Task instructions -
Scan the lines and state how many carry "nghĩ". Leave out everything but the number.

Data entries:
------------------------------------------------------------

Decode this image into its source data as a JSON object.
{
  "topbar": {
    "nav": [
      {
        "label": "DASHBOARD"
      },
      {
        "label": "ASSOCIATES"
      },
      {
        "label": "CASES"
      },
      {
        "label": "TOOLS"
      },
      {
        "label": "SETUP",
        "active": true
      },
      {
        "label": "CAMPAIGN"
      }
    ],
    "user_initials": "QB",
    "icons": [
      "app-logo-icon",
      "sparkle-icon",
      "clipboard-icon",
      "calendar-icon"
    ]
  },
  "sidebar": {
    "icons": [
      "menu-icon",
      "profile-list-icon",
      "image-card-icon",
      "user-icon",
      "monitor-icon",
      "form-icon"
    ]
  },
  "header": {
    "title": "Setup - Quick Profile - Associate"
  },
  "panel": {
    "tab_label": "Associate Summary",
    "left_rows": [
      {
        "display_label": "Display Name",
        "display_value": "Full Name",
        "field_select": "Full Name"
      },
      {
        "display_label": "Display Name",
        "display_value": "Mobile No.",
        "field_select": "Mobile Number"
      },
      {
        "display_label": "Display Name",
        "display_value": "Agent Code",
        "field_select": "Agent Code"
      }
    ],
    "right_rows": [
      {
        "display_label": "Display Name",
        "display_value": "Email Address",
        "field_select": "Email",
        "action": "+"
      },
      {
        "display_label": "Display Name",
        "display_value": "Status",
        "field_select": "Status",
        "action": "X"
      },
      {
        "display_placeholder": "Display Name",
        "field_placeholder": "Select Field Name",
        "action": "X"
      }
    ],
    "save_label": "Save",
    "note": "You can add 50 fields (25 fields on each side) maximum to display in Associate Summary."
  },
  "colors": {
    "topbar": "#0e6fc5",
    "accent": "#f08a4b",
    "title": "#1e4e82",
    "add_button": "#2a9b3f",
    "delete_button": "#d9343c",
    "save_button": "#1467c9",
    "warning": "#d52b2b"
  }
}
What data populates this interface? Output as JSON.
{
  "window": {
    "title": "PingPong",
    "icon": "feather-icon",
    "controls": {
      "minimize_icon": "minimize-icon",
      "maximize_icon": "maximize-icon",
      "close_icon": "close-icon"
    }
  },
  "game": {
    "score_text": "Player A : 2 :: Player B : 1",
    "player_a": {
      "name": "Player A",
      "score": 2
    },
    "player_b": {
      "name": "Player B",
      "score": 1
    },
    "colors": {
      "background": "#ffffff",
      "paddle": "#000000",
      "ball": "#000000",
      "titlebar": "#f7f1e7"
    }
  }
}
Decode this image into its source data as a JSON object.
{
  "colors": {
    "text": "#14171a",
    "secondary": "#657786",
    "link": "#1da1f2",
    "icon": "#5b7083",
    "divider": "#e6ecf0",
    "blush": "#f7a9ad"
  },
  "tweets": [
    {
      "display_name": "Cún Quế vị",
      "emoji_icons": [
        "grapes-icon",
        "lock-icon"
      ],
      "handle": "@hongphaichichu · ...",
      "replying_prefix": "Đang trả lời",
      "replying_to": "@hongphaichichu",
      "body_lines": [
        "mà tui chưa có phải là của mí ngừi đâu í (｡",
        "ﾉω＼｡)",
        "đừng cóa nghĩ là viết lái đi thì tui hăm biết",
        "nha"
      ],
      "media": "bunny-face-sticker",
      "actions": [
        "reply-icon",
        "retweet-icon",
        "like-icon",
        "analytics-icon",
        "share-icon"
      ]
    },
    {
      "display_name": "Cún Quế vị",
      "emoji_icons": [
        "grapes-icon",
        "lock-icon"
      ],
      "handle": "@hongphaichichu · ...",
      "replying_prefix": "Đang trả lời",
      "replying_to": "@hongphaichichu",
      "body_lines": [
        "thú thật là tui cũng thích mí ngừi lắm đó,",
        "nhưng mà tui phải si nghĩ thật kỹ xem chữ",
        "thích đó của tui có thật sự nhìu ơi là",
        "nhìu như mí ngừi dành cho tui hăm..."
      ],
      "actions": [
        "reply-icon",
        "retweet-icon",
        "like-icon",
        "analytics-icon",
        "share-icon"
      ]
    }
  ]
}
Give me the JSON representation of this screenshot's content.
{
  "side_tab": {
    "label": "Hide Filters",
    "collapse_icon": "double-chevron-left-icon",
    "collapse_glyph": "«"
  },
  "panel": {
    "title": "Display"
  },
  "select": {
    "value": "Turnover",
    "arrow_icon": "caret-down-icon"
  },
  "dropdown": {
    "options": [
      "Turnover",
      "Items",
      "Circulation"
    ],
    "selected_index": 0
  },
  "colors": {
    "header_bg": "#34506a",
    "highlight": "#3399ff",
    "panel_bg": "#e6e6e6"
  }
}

------------------------------------------------------------

Exercise result -
2